Given instruction -
Reproduce every record below exactly as it appears.
>> START Data for the task
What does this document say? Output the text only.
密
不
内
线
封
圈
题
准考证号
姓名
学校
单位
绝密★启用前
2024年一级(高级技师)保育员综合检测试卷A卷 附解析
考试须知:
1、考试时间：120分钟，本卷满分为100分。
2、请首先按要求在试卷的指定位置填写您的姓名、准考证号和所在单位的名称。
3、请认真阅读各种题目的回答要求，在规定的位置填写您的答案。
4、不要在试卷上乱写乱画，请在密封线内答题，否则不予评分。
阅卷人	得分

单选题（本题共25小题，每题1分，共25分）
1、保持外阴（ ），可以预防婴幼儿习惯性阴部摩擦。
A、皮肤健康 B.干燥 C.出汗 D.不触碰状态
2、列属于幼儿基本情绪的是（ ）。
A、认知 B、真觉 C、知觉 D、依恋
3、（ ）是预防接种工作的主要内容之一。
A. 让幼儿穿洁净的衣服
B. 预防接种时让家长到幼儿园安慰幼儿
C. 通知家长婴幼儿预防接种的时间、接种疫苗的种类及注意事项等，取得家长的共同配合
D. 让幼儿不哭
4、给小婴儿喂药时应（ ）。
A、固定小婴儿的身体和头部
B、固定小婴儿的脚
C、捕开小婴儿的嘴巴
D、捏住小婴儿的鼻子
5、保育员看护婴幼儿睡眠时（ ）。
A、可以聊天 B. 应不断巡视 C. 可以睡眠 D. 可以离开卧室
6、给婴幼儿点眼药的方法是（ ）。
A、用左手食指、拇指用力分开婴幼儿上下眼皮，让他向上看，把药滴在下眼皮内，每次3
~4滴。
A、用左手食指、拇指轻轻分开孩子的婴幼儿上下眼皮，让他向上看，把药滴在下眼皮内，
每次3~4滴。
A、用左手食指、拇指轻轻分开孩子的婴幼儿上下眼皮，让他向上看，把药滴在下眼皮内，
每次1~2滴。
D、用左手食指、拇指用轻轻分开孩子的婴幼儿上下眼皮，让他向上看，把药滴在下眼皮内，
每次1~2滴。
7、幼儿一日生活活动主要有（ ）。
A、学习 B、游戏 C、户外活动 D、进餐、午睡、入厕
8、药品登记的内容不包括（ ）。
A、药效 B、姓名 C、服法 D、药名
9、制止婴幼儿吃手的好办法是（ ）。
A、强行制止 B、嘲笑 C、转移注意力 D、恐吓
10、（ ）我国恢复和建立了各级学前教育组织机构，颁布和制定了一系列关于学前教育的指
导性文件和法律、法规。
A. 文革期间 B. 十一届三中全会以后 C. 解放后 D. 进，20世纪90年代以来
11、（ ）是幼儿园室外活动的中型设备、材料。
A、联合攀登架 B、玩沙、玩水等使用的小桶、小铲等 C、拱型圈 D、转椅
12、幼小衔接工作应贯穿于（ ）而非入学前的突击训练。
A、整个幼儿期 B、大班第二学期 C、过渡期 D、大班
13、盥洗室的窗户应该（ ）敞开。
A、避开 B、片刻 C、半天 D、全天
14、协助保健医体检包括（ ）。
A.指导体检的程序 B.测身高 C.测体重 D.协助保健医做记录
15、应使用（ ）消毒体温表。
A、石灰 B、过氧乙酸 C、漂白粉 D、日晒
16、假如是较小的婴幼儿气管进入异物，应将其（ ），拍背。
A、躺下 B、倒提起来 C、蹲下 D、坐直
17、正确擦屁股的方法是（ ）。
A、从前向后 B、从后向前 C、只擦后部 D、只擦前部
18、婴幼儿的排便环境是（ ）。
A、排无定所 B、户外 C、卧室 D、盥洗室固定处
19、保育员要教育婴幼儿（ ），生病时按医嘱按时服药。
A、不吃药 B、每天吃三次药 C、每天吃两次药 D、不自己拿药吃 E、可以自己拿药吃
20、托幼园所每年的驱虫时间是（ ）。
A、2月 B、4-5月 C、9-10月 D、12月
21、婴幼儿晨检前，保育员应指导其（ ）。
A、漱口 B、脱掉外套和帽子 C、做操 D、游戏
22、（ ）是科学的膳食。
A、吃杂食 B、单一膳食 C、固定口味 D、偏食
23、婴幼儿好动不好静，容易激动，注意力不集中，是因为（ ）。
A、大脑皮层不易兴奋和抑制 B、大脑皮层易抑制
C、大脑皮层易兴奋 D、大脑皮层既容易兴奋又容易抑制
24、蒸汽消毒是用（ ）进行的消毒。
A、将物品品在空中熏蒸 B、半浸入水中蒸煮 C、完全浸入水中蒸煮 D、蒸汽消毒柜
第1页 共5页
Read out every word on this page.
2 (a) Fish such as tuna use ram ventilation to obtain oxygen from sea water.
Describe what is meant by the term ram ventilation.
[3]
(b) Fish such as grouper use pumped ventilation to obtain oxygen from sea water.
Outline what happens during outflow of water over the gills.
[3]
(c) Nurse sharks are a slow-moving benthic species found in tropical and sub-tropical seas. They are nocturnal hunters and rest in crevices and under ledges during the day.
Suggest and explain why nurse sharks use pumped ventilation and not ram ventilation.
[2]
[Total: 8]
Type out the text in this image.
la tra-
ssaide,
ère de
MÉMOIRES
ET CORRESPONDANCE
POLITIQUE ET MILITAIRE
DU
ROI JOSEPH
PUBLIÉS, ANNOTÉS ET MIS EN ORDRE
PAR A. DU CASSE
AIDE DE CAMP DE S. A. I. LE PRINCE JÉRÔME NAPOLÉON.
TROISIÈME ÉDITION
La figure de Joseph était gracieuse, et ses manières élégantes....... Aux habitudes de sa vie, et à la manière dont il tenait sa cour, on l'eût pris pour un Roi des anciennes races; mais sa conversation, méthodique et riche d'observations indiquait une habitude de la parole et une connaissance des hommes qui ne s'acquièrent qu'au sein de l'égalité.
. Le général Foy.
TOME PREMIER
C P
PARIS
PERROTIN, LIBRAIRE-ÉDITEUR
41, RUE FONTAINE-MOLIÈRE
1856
>> END Data for the task
Solution -
What does this document say? Output the text only.
密
不
内
线
封
圈
题
准考证号
姓名
学校
单位
绝密★启用前
2024年一级(高级技师)保育员综合检测试卷A卷 附解析
考试须知:
1、考试时间：120分钟，本卷满分为100分。
2、请首先按要求在试卷的指定位置填写您的姓名、准考证号和所在单位的名称。
3、请认真阅读各种题目的回答要求，在规定的位置填写您的答案。
4、不要在试卷上乱写乱画，请在密封线内答题，否则不予评分。
阅卷人	得分

单选题（本题共25小题，每题1分，共25分）
1、保持外阴（ ），可以预防婴幼儿习惯性阴部摩擦。
A、皮肤健康 B.干燥 C.出汗 D.不触碰状态
2、列属于幼儿基本情绪的是（ ）。
A、认知 B、真觉 C、知觉 D、依恋
3、（ ）是预防接种工作的主要内容之一。
A. 让幼儿穿洁净的衣服
B. 预防接种时让家长到幼儿园安慰幼儿
C. 通知家长婴幼儿预防接种的时间、接种疫苗的种类及注意事项等，取得家长的共同配合
D. 让幼儿不哭
4、给小婴儿喂药时应（ ）。
A、固定小婴儿的身体和头部
B、固定小婴儿的脚
C、捕开小婴儿的嘴巴
D、捏住小婴儿的鼻子
5、保育员看护婴幼儿睡眠时（ ）。
A、可以聊天 B. 应不断巡视 C. 可以睡眠 D. 可以离开卧室
6、给婴幼儿点眼药的方法是（ ）。
A、用左手食指、拇指用力分开婴幼儿上下眼皮，让他向上看，把药滴在下眼皮内，每次3
~4滴。
A、用左手食指、拇指轻轻分开孩子的婴幼儿上下眼皮，让他向上看，把药滴在下眼皮内，
每次3~4滴。
A、用左手食指、拇指轻轻分开孩子的婴幼儿上下眼皮，让他向上看，把药滴在下眼皮内，
每次1~2滴。
D、用左手食指、拇指用轻轻分开孩子的婴幼儿上下眼皮，让他向上看，把药滴在下眼皮内，
每次1~2滴。
7、幼儿一日生活活动主要有（ ）。
A、学习 B、游戏 C、户外活动 D、进餐、午睡、入厕
8、药品登记的内容不包括（ ）。
A、药效 B、姓名 C、服法 D、药名
9、制止婴幼儿吃手的好办法是（ ）。
A、强行制止 B、嘲笑 C、转移注意力 D、恐吓
10、（ ）我国恢复和建立了各级学前教育组织机构，颁布和制定了一系列关于学前教育的指
导性文件和法律、法规。
A. 文革期间 B. 十一届三中全会以后 C. 解放后 D. 进，20世纪90年代以来
11、（ ）是幼儿园室外活动的中型设备、材料。
A、联合攀登架 B、玩沙、玩水等使用的小桶、小铲等 C、拱型圈 D、转椅
12、幼小衔接工作应贯穿于（ ）而非入学前的突击训练。
A、整个幼儿期 B、大班第二学期 C、过渡期 D、大班
13、盥洗室的窗户应该（ ）敞开。
A、避开 B、片刻 C、半天 D、全天
14、协助保健医体检包括（ ）。
A.指导体检的程序 B.测身高 C.测体重 D.协助保健医做记录
15、应使用（ ）消毒体温表。
A、石灰 B、过氧乙酸 C、漂白粉 D、日晒
16、假如是较小的婴幼儿气管进入异物，应将其（ ），拍背。
A、躺下 B、倒提起来 C、蹲下 D、坐直
17、正确擦屁股的方法是（ ）。
A、从前向后 B、从后向前 C、只擦后部 D、只擦前部
18、婴幼儿的排便环境是（ ）。
A、排无定所 B、户外 C、卧室 D、盥洗室固定处
19、保育员要教育婴幼儿（ ），生病时按医嘱按时服药。
A、不吃药 B、每天吃三次药 C、每天吃两次药 D、不自己拿药吃 E、可以自己拿药吃
20、托幼园所每年的驱虫时间是（ ）。
A、2月 B、4-5月 C、9-10月 D、12月
21、婴幼儿晨检前，保育员应指导其（ ）。
A、漱口 B、脱掉外套和帽子 C、做操 D、游戏
22、（ ）是科学的膳食。
A、吃杂食 B、单一膳食 C、固定口味 D、偏食
23、婴幼儿好动不好静，容易激动，注意力不集中，是因为（ ）。
A、大脑皮层不易兴奋和抑制 B、大脑皮层易抑制
C、大脑皮层易兴奋 D、大脑皮层既容易兴奋又容易抑制
24、蒸汽消毒是用（ ）进行的消毒。
A、将物品品在空中熏蒸 B、半浸入水中蒸煮 C、完全浸入水中蒸煮 D、蒸汽消毒柜
第1页 共5页
Read out every word on this page.
2 (a) Fish such as tuna use ram ventilation to obtain oxygen from sea water.
Describe what is meant by the term ram ventilation.
[3]
(b) Fish such as grouper use pumped ventilation to obtain oxygen from sea water.
Outline what happens during outflow of water over the gills.
[3]
(c) Nurse sharks are a slow-moving benthic species found in tropical and sub-tropical seas. They are nocturnal hunters and rest in crevices and under ledges during the day.
Suggest and explain why nurse sharks use pumped ventilation and not ram ventilation.
[2]
[Total: 8]
Type out the text in this image.
la tra-
ssaide,
ère de
MÉMOIRES
ET CORRESPONDANCE
POLITIQUE ET MILITAIRE
DU
ROI JOSEPH
PUBLIÉS, ANNOTÉS ET MIS EN ORDRE
PAR A. DU CASSE
AIDE DE CAMP DE S. A. I. LE PRINCE JÉRÔME NAPOLÉON.
TROISIÈME ÉDITION
La figure de Joseph était gracieuse, et ses manières élégantes....... Aux habitudes de sa vie, et à la manière dont il tenait sa cour, on l'eût pris pour un Roi des anciennes races; mais sa conversation, méthodique et riche d'observations indiquait une habitude de la parole et une connaissance des hommes qui ne s'acquièrent qu'au sein de l'égalité.
. Le général Foy.
TOME PREMIER
C P
PARIS
PERROTIN, LIBRAIRE-ÉDITEUR
41, RUE FONTAINE-MOLIÈRE
1856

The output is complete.